→ REQUEST
Determine the number of lines that contain the word "time", then state that number and nothing more.

— START —

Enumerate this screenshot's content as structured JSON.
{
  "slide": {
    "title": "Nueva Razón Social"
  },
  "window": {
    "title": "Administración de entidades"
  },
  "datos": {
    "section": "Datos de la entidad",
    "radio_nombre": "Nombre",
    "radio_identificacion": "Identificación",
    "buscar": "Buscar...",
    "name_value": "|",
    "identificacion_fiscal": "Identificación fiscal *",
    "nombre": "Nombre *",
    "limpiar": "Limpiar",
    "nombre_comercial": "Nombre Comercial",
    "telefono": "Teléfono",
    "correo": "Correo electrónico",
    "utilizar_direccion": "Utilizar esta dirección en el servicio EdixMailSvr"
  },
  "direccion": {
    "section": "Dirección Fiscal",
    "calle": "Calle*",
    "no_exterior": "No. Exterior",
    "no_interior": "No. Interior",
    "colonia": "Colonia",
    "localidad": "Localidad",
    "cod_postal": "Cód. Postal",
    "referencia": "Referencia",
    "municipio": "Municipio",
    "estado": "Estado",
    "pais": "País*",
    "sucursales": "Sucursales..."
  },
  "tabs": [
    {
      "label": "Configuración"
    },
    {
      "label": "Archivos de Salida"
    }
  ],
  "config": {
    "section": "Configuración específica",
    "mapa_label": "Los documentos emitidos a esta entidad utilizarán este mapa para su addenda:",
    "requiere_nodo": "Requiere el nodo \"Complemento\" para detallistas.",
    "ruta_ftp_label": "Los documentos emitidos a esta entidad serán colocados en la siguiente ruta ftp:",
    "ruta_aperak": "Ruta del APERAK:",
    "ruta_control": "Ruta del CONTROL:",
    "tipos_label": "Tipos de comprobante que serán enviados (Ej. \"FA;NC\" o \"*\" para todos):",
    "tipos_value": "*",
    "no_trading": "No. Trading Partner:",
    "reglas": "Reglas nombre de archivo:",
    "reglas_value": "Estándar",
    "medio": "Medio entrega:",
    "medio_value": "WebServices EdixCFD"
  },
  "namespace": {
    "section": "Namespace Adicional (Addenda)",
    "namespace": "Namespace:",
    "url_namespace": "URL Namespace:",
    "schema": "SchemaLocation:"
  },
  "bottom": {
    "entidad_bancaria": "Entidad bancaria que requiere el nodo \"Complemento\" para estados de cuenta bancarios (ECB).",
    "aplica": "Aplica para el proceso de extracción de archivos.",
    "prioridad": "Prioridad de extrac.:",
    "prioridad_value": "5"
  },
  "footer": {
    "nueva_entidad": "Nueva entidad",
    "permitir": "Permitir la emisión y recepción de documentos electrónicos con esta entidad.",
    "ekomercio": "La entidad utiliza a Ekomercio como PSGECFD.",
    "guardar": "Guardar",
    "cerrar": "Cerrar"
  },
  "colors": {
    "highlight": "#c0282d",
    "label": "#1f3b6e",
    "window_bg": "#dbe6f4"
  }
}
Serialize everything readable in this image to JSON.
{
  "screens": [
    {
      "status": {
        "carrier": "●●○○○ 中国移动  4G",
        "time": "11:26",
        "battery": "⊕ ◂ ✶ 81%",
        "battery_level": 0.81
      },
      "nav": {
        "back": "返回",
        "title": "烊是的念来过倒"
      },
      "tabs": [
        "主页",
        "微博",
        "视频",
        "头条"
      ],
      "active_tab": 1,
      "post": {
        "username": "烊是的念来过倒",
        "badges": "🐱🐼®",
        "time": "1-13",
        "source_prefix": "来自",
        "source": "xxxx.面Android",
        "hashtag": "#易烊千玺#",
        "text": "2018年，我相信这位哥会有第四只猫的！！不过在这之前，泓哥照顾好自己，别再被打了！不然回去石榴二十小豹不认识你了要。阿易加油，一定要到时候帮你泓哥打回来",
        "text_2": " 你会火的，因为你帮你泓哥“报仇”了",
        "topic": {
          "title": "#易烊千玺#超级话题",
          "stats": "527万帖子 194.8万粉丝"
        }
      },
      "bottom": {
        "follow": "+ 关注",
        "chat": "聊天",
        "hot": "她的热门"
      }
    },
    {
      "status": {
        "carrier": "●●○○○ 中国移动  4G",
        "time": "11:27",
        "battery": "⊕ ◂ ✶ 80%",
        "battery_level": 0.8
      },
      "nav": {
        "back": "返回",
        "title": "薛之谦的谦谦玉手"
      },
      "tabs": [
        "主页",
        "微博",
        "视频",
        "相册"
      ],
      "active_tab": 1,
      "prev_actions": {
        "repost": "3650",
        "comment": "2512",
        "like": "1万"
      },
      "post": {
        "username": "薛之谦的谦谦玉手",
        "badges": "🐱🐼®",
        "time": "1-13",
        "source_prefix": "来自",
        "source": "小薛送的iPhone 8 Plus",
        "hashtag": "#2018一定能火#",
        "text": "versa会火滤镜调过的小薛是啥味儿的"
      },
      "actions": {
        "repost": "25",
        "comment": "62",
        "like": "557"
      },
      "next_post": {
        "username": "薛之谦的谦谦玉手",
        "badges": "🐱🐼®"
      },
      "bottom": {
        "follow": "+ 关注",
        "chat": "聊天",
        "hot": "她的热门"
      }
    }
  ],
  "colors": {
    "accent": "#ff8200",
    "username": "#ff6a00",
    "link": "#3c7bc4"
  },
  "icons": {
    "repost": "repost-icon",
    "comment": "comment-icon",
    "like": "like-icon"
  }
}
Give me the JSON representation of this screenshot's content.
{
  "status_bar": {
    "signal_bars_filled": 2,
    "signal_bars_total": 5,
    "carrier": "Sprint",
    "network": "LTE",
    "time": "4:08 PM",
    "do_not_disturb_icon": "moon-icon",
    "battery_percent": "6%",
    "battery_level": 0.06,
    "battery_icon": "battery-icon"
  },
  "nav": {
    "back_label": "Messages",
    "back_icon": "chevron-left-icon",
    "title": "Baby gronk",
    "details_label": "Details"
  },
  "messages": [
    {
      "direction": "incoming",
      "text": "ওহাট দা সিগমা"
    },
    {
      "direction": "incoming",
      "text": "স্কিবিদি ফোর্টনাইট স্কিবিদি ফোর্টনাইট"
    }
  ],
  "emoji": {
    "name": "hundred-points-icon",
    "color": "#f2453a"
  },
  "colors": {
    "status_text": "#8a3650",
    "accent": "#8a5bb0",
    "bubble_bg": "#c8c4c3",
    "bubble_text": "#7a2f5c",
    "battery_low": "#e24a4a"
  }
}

— END —

→ TASK RESULT
5